▶ **Exercise directions**
Print each of the entries exactly, leaving nothing out.

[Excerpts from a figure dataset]
-=-=-
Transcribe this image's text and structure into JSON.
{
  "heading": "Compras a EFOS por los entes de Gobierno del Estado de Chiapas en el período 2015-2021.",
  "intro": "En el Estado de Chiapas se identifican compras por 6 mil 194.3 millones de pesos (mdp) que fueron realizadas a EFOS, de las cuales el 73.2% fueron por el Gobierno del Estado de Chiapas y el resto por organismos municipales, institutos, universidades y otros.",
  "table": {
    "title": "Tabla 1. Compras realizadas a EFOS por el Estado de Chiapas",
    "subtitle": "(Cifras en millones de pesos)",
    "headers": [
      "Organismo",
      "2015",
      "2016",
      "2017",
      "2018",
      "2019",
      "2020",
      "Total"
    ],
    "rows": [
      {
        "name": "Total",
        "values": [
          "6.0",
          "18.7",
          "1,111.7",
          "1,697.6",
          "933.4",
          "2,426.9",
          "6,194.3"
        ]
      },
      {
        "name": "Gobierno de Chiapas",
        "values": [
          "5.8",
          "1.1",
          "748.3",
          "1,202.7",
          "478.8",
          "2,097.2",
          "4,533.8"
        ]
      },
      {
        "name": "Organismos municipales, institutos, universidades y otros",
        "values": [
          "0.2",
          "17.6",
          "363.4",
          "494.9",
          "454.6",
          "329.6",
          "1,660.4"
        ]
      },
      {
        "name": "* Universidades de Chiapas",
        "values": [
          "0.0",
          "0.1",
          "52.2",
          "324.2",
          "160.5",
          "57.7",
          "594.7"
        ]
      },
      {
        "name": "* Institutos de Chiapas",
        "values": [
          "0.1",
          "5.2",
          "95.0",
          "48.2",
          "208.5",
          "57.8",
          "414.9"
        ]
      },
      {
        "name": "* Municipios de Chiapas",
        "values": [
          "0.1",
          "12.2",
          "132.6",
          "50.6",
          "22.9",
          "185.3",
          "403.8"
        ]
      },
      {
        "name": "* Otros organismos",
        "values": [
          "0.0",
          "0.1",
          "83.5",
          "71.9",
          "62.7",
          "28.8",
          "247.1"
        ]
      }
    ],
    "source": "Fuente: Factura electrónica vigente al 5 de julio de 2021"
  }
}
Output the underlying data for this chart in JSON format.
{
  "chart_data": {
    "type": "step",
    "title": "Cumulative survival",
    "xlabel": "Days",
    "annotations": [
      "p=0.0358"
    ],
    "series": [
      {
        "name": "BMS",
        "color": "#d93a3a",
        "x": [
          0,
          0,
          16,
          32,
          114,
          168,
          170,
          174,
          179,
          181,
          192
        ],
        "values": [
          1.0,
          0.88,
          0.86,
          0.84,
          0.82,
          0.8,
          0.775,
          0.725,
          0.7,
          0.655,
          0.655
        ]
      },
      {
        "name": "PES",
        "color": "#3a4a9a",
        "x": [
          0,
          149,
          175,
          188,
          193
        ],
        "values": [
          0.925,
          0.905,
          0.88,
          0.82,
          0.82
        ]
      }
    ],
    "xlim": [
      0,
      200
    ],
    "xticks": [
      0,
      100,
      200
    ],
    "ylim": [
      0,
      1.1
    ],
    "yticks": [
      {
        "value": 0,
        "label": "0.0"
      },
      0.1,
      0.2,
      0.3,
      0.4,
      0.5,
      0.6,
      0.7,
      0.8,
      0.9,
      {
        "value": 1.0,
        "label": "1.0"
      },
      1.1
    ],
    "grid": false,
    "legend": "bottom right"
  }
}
-=-=-
▶ **Exercise response**
Transcribe this image's text and structure into JSON.
{
  "heading": "Compras a EFOS por los entes de Gobierno del Estado de Chiapas en el período 2015-2021.",
  "intro": "En el Estado de Chiapas se identifican compras por 6 mil 194.3 millones de pesos (mdp) que fueron realizadas a EFOS, de las cuales el 73.2% fueron por el Gobierno del Estado de Chiapas y el resto por organismos municipales, institutos, universidades y otros.",
  "table": {
    "title": "Tabla 1. Compras realizadas a EFOS por el Estado de Chiapas",
    "subtitle": "(Cifras en millones de pesos)",
    "headers": [
      "Organismo",
      "2015",
      "2016",
      "2017",
      "2018",
      "2019",
      "2020",
      "Total"
    ],
    "rows": [
      {
        "name": "Total",
        "values": [
          "6.0",
          "18.7",
          "1,111.7",
          "1,697.6",
          "933.4",
          "2,426.9",
          "6,194.3"
        ]
      },
      {
        "name": "Gobierno de Chiapas",
        "values": [
          "5.8",
          "1.1",
          "748.3",
          "1,202.7",
          "478.8",
          "2,097.2",
          "4,533.8"
        ]
      },
      {
        "name": "Organismos municipales, institutos, universidades y otros",
        "values": [
          "0.2",
          "17.6",
          "363.4",
          "494.9",
          "454.6",
          "329.6",
          "1,660.4"
        ]
      },
      {
        "name": "* Universidades de Chiapas",
        "values": [
          "0.0",
          "0.1",
          "52.2",
          "324.2",
          "160.5",
          "57.7",
          "594.7"
        ]
      },
      {
        "name": "* Institutos de Chiapas",
        "values": [
          "0.1",
          "5.2",
          "95.0",
          "48.2",
          "208.5",
          "57.8",
          "414.9"
        ]
      },
      {
        "name": "* Municipios de Chiapas",
        "values": [
          "0.1",
          "12.2",
          "132.6",
          "50.6",
          "22.9",
          "185.3",
          "403.8"
        ]
      },
      {
        "name": "* Otros organismos",
        "values": [
          "0.0",
          "0.1",
          "83.5",
          "71.9",
          "62.7",
          "28.8",
          "247.1"
        ]
      }
    ],
    "source": "Fuente: Factura electrónica vigente al 5 de julio de 2021"
  }
}
Output the underlying data for this chart in JSON format.
{
  "chart_data": {
    "type": "step",
    "title": "Cumulative survival",
    "xlabel": "Days",
    "annotations": [
      "p=0.0358"
    ],
    "series": [
      {
        "name": "BMS",
        "color": "#d93a3a",
        "x": [
          0,
          0,
          16,
          32,
          114,
          168,
          170,
          174,
          179,
          181,
          192
        ],
        "values": [
          1.0,
          0.88,
          0.86,
          0.84,
          0.82,
          0.8,
          0.775,
          0.725,
          0.7,
          0.655,
          0.655
        ]
      },
      {
        "name": "PES",
        "color": "#3a4a9a",
        "x": [
          0,
          149,
          175,
          188,
          193
        ],
        "values": [
          0.925,
          0.905,
          0.88,
          0.82,
          0.82
        ]
      }
    ],
    "xlim": [
      0,
      200
    ],
    "xticks": [
      0,
      100,
      200
    ],
    "ylim": [
      0,
      1.1
    ],
    "yticks": [
      {
        "value": 0,
        "label": "0.0"
      },
      0.1,
      0.2,
      0.3,
      0.4,
      0.5,
      0.6,
      0.7,
      0.8,
      0.9,
      {
        "value": 1.0,
        "label": "1.0"
      },
      1.1
    ],
    "grid": false,
    "legend": "bottom right"
  }
}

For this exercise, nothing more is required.